▸ **Task objective**
Where a line in the listing below contains the word "name", copy that line.

▸ **Source material**
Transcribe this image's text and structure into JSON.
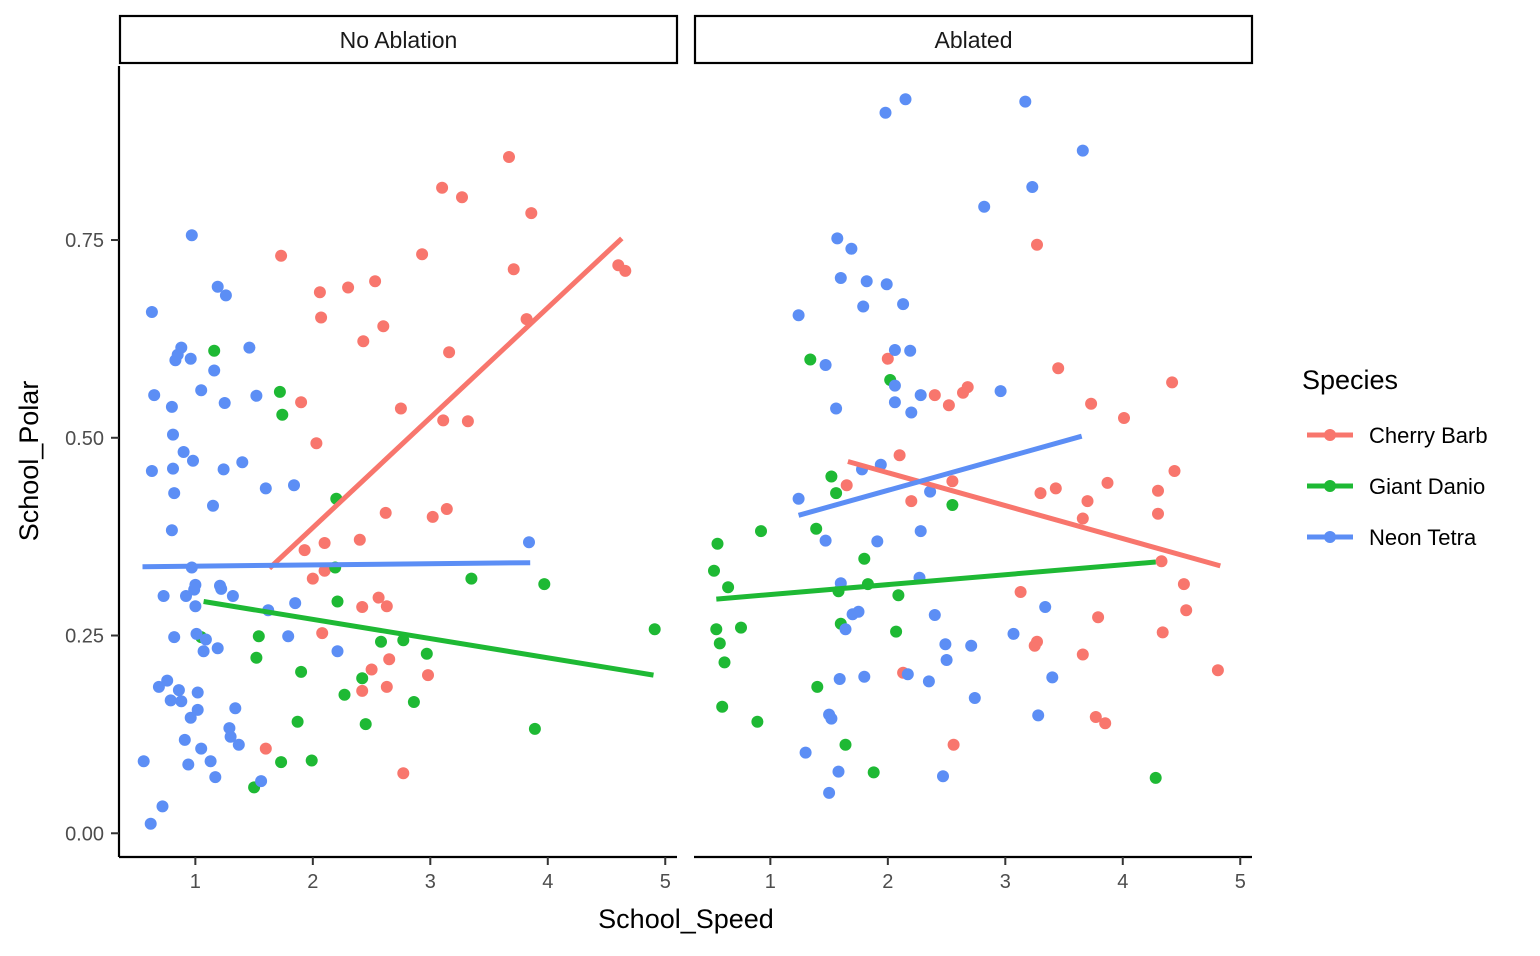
{
  "chart_data": {
    "type": "scatter",
    "facets": [
      "No Ablation",
      "Ablated"
    ],
    "xlabel": "School_Speed",
    "ylabel": "School_Polar",
    "xlim": [
      0.35,
      5.1
    ],
    "ylim": [
      -0.03,
      0.97
    ],
    "xticks": [
      1,
      2,
      3,
      4,
      5
    ],
    "xtick_labels": [
      "1",
      "2",
      "3",
      "4",
      "5"
    ],
    "yticks": [
      0,
      0.25,
      0.5,
      0.75
    ],
    "ytick_labels": [
      "0.00",
      "0.25",
      "0.50",
      "0.75"
    ],
    "grid": false,
    "legend": {
      "title": "Species",
      "position": "right",
      "entries": [
        "Cherry Barb",
        "Giant Danio",
        "Neon Tetra"
      ]
    },
    "series": [
      {
        "name": "Cherry Barb",
        "color": "#F8766D",
        "points": {
          "No Ablation": [
            [
              1.6,
              0.107
            ],
            [
              1.73,
              0.73
            ],
            [
              1.9,
              0.545
            ],
            [
              1.93,
              0.358
            ],
            [
              2.0,
              0.322
            ],
            [
              2.03,
              0.493
            ],
            [
              2.06,
              0.684
            ],
            [
              2.07,
              0.652
            ],
            [
              2.08,
              0.253
            ],
            [
              2.1,
              0.367
            ],
            [
              2.1,
              0.332
            ],
            [
              2.3,
              0.69
            ],
            [
              2.4,
              0.371
            ],
            [
              2.42,
              0.18
            ],
            [
              2.42,
              0.286
            ],
            [
              2.43,
              0.622
            ],
            [
              2.5,
              0.207
            ],
            [
              2.53,
              0.698
            ],
            [
              2.56,
              0.298
            ],
            [
              2.6,
              0.641
            ],
            [
              2.62,
              0.405
            ],
            [
              2.63,
              0.287
            ],
            [
              2.63,
              0.185
            ],
            [
              2.65,
              0.22
            ],
            [
              2.75,
              0.537
            ],
            [
              2.77,
              0.076
            ],
            [
              2.93,
              0.732
            ],
            [
              2.98,
              0.2
            ],
            [
              3.02,
              0.4
            ],
            [
              3.1,
              0.816
            ],
            [
              3.11,
              0.522
            ],
            [
              3.14,
              0.41
            ],
            [
              3.16,
              0.608
            ],
            [
              3.27,
              0.804
            ],
            [
              3.32,
              0.521
            ],
            [
              3.67,
              0.855
            ],
            [
              3.71,
              0.713
            ],
            [
              3.82,
              0.65
            ],
            [
              3.86,
              0.784
            ],
            [
              4.6,
              0.718
            ],
            [
              4.66,
              0.711
            ]
          ],
          "Ablated": [
            [
              1.65,
              0.44
            ],
            [
              2.0,
              0.6
            ],
            [
              2.1,
              0.478
            ],
            [
              2.13,
              0.203
            ],
            [
              2.2,
              0.42
            ],
            [
              2.4,
              0.554
            ],
            [
              2.52,
              0.541
            ],
            [
              2.55,
              0.445
            ],
            [
              2.56,
              0.112
            ],
            [
              2.64,
              0.557
            ],
            [
              2.68,
              0.564
            ],
            [
              3.13,
              0.305
            ],
            [
              3.25,
              0.237
            ],
            [
              3.27,
              0.744
            ],
            [
              3.27,
              0.242
            ],
            [
              3.3,
              0.43
            ],
            [
              3.43,
              0.436
            ],
            [
              3.45,
              0.588
            ],
            [
              3.66,
              0.226
            ],
            [
              3.7,
              0.42
            ],
            [
              3.73,
              0.543
            ],
            [
              3.77,
              0.147
            ],
            [
              3.79,
              0.273
            ],
            [
              3.85,
              0.139
            ],
            [
              3.87,
              0.443
            ],
            [
              4.01,
              0.525
            ],
            [
              4.3,
              0.433
            ],
            [
              4.3,
              0.404
            ],
            [
              4.33,
              0.344
            ],
            [
              4.34,
              0.254
            ],
            [
              4.42,
              0.57
            ],
            [
              4.44,
              0.458
            ],
            [
              4.52,
              0.315
            ],
            [
              4.54,
              0.282
            ],
            [
              4.81,
              0.206
            ],
            [
              3.66,
              0.398
            ]
          ]
        },
        "trend": {
          "No Ablation": [
            [
              1.63,
              0.335
            ],
            [
              4.63,
              0.752
            ]
          ],
          "Ablated": [
            [
              1.66,
              0.47
            ],
            [
              4.83,
              0.338
            ]
          ]
        }
      },
      {
        "name": "Giant Danio",
        "color": "#1EB934",
        "points": {
          "No Ablation": [
            [
              1.05,
              0.248
            ],
            [
              1.16,
              0.61
            ],
            [
              1.5,
              0.058
            ],
            [
              1.52,
              0.222
            ],
            [
              1.54,
              0.249
            ],
            [
              1.72,
              0.558
            ],
            [
              1.73,
              0.09
            ],
            [
              1.74,
              0.529
            ],
            [
              1.87,
              0.141
            ],
            [
              1.9,
              0.204
            ],
            [
              1.99,
              0.092
            ],
            [
              2.2,
              0.423
            ],
            [
              2.19,
              0.336
            ],
            [
              2.21,
              0.293
            ],
            [
              2.27,
              0.175
            ],
            [
              2.42,
              0.196
            ],
            [
              2.45,
              0.138
            ],
            [
              2.58,
              0.242
            ],
            [
              2.77,
              0.244
            ],
            [
              2.86,
              0.166
            ],
            [
              2.97,
              0.227
            ],
            [
              3.35,
              0.322
            ],
            [
              3.89,
              0.132
            ],
            [
              3.97,
              0.315
            ],
            [
              4.91,
              0.258
            ]
          ],
          "Ablated": [
            [
              0.52,
              0.332
            ],
            [
              0.54,
              0.258
            ],
            [
              0.55,
              0.366
            ],
            [
              0.57,
              0.24
            ],
            [
              0.59,
              0.16
            ],
            [
              0.61,
              0.216
            ],
            [
              0.64,
              0.311
            ],
            [
              0.75,
              0.26
            ],
            [
              0.89,
              0.141
            ],
            [
              0.92,
              0.382
            ],
            [
              1.34,
              0.599
            ],
            [
              1.39,
              0.385
            ],
            [
              1.4,
              0.185
            ],
            [
              1.52,
              0.451
            ],
            [
              1.56,
              0.43
            ],
            [
              1.58,
              0.306
            ],
            [
              1.6,
              0.265
            ],
            [
              1.64,
              0.112
            ],
            [
              1.8,
              0.347
            ],
            [
              1.83,
              0.315
            ],
            [
              1.88,
              0.077
            ],
            [
              2.02,
              0.573
            ],
            [
              2.07,
              0.255
            ],
            [
              2.09,
              0.301
            ],
            [
              2.55,
              0.415
            ],
            [
              4.28,
              0.07
            ]
          ]
        },
        "trend": {
          "No Ablation": [
            [
              1.07,
              0.293
            ],
            [
              4.9,
              0.2
            ]
          ],
          "Ablated": [
            [
              0.54,
              0.296
            ],
            [
              4.28,
              0.343
            ]
          ]
        }
      },
      {
        "name": "Neon Tetra",
        "color": "#5C8EF5",
        "points": {
          "No Ablation": [
            [
              0.56,
              0.091
            ],
            [
              0.62,
              0.012
            ],
            [
              0.63,
              0.458
            ],
            [
              0.63,
              0.659
            ],
            [
              0.65,
              0.554
            ],
            [
              0.69,
              0.185
            ],
            [
              0.72,
              0.034
            ],
            [
              0.73,
              0.3
            ],
            [
              0.76,
              0.193
            ],
            [
              0.79,
              0.168
            ],
            [
              0.8,
              0.539
            ],
            [
              0.8,
              0.383
            ],
            [
              0.81,
              0.504
            ],
            [
              0.81,
              0.461
            ],
            [
              0.82,
              0.43
            ],
            [
              0.82,
              0.248
            ],
            [
              0.83,
              0.598
            ],
            [
              0.85,
              0.605
            ],
            [
              0.86,
              0.181
            ],
            [
              0.88,
              0.167
            ],
            [
              0.88,
              0.614
            ],
            [
              0.9,
              0.482
            ],
            [
              0.91,
              0.118
            ],
            [
              0.92,
              0.3
            ],
            [
              0.94,
              0.087
            ],
            [
              0.96,
              0.6
            ],
            [
              0.96,
              0.146
            ],
            [
              0.97,
              0.756
            ],
            [
              0.97,
              0.336
            ],
            [
              0.98,
              0.471
            ],
            [
              0.99,
              0.308
            ],
            [
              1.0,
              0.314
            ],
            [
              1.0,
              0.287
            ],
            [
              1.01,
              0.252
            ],
            [
              1.02,
              0.178
            ],
            [
              1.02,
              0.156
            ],
            [
              1.05,
              0.56
            ],
            [
              1.05,
              0.107
            ],
            [
              1.07,
              0.23
            ],
            [
              1.09,
              0.245
            ],
            [
              1.13,
              0.091
            ],
            [
              1.15,
              0.414
            ],
            [
              1.16,
              0.585
            ],
            [
              1.17,
              0.071
            ],
            [
              1.19,
              0.691
            ],
            [
              1.19,
              0.234
            ],
            [
              1.21,
              0.313
            ],
            [
              1.22,
              0.309
            ],
            [
              1.24,
              0.46
            ],
            [
              1.25,
              0.544
            ],
            [
              1.26,
              0.68
            ],
            [
              1.29,
              0.133
            ],
            [
              1.3,
              0.122
            ],
            [
              1.32,
              0.3
            ],
            [
              1.34,
              0.158
            ],
            [
              1.37,
              0.112
            ],
            [
              1.4,
              0.469
            ],
            [
              1.46,
              0.614
            ],
            [
              1.52,
              0.553
            ],
            [
              1.56,
              0.066
            ],
            [
              1.6,
              0.436
            ],
            [
              1.62,
              0.282
            ],
            [
              1.79,
              0.249
            ],
            [
              1.84,
              0.44
            ],
            [
              1.85,
              0.291
            ],
            [
              2.21,
              0.23
            ],
            [
              3.84,
              0.368
            ]
          ],
          "Ablated": [
            [
              1.24,
              0.423
            ],
            [
              1.24,
              0.655
            ],
            [
              1.3,
              0.102
            ],
            [
              1.47,
              0.592
            ],
            [
              1.47,
              0.37
            ],
            [
              1.5,
              0.15
            ],
            [
              1.5,
              0.051
            ],
            [
              1.52,
              0.145
            ],
            [
              1.56,
              0.537
            ],
            [
              1.57,
              0.752
            ],
            [
              1.58,
              0.078
            ],
            [
              1.59,
              0.195
            ],
            [
              1.6,
              0.316
            ],
            [
              1.6,
              0.702
            ],
            [
              1.64,
              0.258
            ],
            [
              1.69,
              0.739
            ],
            [
              1.7,
              0.277
            ],
            [
              1.75,
              0.28
            ],
            [
              1.78,
              0.46
            ],
            [
              1.79,
              0.666
            ],
            [
              1.8,
              0.198
            ],
            [
              1.82,
              0.698
            ],
            [
              1.91,
              0.369
            ],
            [
              1.94,
              0.466
            ],
            [
              1.98,
              0.911
            ],
            [
              1.99,
              0.694
            ],
            [
              2.06,
              0.545
            ],
            [
              2.06,
              0.611
            ],
            [
              2.06,
              0.566
            ],
            [
              2.13,
              0.669
            ],
            [
              2.15,
              0.928
            ],
            [
              2.17,
              0.201
            ],
            [
              2.19,
              0.61
            ],
            [
              2.2,
              0.532
            ],
            [
              2.27,
              0.323
            ],
            [
              2.28,
              0.554
            ],
            [
              2.28,
              0.382
            ],
            [
              2.35,
              0.192
            ],
            [
              2.36,
              0.432
            ],
            [
              2.4,
              0.276
            ],
            [
              2.47,
              0.072
            ],
            [
              2.49,
              0.239
            ],
            [
              2.5,
              0.219
            ],
            [
              2.71,
              0.237
            ],
            [
              2.74,
              0.171
            ],
            [
              2.82,
              0.792
            ],
            [
              2.96,
              0.559
            ],
            [
              3.07,
              0.252
            ],
            [
              3.17,
              0.925
            ],
            [
              3.23,
              0.817
            ],
            [
              3.28,
              0.149
            ],
            [
              3.34,
              0.286
            ],
            [
              3.4,
              0.197
            ],
            [
              3.66,
              0.863
            ]
          ]
        },
        "trend": {
          "No Ablation": [
            [
              0.55,
              0.337
            ],
            [
              3.85,
              0.342
            ]
          ],
          "Ablated": [
            [
              1.24,
              0.402
            ],
            [
              3.65,
              0.502
            ]
          ]
        }
      }
    ]
  }
}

▸ **The completed task**
        "name": "Cherry Barb",
        "name": "Giant Danio",
        "name": "Neon Tetra",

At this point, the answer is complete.